• Data for processing:

---*---

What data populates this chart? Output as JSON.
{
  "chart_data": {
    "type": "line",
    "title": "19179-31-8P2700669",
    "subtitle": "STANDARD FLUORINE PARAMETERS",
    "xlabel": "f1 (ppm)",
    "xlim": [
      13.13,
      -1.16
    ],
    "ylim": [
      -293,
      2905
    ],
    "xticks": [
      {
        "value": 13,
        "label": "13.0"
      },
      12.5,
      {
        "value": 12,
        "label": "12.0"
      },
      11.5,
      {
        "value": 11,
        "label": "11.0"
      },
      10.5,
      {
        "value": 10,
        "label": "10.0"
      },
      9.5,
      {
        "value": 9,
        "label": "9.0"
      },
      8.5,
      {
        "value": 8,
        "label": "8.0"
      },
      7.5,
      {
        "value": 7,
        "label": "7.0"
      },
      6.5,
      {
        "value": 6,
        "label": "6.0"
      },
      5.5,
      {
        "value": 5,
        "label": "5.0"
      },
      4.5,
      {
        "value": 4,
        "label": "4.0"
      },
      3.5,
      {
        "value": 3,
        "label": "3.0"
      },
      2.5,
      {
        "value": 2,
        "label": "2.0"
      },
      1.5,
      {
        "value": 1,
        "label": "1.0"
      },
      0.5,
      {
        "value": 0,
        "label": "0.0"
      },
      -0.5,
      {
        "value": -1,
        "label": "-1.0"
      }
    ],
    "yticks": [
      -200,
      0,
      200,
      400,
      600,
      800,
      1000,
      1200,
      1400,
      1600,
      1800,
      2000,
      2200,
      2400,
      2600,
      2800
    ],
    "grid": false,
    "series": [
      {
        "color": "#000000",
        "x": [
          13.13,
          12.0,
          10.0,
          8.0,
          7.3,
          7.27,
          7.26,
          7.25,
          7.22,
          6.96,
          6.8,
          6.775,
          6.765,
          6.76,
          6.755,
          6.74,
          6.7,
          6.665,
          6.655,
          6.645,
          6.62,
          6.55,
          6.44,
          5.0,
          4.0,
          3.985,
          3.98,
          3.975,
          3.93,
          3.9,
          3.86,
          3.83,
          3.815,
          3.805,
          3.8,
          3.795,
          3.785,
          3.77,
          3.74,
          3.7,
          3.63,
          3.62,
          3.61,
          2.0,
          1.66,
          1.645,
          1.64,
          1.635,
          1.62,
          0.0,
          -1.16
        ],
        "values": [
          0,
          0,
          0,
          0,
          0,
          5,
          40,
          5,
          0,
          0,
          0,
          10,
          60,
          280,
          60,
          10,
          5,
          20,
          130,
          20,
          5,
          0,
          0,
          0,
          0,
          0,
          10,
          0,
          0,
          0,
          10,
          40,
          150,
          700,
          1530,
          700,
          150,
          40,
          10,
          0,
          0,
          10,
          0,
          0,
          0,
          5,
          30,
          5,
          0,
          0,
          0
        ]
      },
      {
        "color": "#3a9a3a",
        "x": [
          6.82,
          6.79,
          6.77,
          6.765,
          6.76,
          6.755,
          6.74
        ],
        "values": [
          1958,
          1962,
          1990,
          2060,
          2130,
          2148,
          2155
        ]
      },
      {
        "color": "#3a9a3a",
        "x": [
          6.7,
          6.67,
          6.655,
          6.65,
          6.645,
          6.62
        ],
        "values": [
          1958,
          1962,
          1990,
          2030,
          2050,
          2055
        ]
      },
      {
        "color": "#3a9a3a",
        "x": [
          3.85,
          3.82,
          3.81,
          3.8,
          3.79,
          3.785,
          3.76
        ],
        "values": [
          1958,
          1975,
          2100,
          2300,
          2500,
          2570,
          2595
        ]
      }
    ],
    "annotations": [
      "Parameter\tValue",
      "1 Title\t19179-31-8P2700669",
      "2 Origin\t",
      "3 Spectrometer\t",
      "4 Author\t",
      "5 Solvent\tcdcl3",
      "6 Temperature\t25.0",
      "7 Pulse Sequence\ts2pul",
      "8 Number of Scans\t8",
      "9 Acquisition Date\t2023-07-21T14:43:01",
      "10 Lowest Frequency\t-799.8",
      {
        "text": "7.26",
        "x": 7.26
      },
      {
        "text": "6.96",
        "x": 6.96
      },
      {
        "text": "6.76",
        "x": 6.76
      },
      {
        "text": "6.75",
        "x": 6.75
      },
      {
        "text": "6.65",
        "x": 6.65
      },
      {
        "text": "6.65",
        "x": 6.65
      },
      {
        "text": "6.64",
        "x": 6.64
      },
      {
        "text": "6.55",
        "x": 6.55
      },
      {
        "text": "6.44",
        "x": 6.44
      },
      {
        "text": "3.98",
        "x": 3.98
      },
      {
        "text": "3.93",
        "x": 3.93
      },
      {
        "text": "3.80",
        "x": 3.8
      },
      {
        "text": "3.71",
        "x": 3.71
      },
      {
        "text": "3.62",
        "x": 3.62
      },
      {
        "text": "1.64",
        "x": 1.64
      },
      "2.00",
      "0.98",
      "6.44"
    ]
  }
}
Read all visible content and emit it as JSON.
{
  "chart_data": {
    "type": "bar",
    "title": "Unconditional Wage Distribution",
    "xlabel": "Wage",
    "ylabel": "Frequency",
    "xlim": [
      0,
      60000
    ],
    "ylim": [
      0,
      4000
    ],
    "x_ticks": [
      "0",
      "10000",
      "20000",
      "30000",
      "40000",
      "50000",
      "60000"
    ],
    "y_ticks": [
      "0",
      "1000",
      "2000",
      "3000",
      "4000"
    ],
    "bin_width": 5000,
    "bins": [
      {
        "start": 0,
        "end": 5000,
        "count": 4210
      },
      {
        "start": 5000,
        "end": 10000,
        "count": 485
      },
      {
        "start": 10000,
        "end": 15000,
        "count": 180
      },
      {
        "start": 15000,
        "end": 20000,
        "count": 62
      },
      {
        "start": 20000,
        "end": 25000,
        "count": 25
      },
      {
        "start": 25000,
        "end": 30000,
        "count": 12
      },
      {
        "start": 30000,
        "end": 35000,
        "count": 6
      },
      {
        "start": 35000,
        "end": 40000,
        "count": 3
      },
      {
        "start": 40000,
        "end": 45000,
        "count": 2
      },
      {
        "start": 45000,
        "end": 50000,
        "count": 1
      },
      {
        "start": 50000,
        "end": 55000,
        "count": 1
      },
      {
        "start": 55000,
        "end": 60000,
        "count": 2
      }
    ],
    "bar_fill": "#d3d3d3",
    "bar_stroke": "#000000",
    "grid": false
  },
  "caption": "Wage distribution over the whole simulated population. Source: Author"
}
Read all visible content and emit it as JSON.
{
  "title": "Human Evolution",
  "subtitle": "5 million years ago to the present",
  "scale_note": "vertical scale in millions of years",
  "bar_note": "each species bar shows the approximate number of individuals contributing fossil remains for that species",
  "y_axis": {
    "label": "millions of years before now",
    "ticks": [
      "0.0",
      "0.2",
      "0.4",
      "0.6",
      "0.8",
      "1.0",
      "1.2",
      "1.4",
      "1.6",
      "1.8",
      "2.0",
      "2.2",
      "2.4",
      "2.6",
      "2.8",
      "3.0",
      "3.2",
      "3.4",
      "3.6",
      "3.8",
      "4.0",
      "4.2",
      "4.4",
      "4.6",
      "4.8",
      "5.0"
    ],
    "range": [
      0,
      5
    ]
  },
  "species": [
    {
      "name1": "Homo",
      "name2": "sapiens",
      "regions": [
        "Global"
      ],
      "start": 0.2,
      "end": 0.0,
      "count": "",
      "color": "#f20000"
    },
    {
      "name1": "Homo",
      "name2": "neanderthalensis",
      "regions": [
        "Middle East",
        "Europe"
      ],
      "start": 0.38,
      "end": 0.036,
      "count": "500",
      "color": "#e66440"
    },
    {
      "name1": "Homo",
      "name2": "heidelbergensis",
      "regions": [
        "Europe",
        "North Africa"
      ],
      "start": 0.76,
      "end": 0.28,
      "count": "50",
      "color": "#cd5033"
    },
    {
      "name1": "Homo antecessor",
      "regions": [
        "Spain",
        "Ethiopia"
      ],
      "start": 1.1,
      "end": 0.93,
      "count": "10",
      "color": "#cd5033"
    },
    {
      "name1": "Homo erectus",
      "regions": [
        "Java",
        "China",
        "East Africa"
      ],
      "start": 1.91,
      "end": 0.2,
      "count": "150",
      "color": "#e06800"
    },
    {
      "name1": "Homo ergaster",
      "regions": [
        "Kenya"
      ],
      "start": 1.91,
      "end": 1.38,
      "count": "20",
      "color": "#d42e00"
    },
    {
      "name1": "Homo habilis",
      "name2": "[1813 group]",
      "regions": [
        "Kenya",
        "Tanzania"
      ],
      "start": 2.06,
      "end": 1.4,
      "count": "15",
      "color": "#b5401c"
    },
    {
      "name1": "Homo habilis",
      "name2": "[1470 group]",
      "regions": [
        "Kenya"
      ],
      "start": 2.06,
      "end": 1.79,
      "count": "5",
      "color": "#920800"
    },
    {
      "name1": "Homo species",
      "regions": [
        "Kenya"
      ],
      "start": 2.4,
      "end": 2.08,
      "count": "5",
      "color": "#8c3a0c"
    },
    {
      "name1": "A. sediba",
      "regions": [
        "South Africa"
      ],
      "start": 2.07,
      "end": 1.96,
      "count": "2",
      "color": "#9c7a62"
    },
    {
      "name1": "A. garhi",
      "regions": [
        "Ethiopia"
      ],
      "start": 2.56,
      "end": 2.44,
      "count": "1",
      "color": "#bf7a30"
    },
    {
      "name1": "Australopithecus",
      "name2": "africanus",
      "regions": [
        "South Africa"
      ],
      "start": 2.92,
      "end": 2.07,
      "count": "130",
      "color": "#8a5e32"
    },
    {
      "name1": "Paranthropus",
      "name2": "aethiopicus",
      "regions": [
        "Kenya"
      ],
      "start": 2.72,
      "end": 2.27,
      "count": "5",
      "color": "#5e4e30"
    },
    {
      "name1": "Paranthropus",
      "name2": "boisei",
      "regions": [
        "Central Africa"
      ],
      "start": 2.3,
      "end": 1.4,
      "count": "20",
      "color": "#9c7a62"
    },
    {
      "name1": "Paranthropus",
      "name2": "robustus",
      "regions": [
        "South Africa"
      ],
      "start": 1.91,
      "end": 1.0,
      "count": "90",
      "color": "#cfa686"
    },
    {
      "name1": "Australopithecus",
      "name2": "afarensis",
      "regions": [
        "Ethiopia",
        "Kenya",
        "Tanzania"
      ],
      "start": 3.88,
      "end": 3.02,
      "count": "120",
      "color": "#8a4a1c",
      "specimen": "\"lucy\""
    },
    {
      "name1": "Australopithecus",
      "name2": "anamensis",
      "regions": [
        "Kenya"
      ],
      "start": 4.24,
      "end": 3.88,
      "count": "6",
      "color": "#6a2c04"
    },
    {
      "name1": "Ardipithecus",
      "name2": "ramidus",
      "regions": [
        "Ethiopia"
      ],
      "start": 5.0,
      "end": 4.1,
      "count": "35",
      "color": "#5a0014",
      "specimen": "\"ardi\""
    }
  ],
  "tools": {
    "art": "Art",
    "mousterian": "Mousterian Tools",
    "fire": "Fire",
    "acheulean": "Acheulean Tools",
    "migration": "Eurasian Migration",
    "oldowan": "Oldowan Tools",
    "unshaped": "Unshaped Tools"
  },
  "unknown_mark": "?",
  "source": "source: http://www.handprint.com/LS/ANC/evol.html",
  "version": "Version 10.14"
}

---*---

• Work instructions:
Identify the lines that hold the word "millions". Copy every one of them.

• Written response:
  "scale_note": "vertical scale in millions of years",
    "label": "millions of years before now",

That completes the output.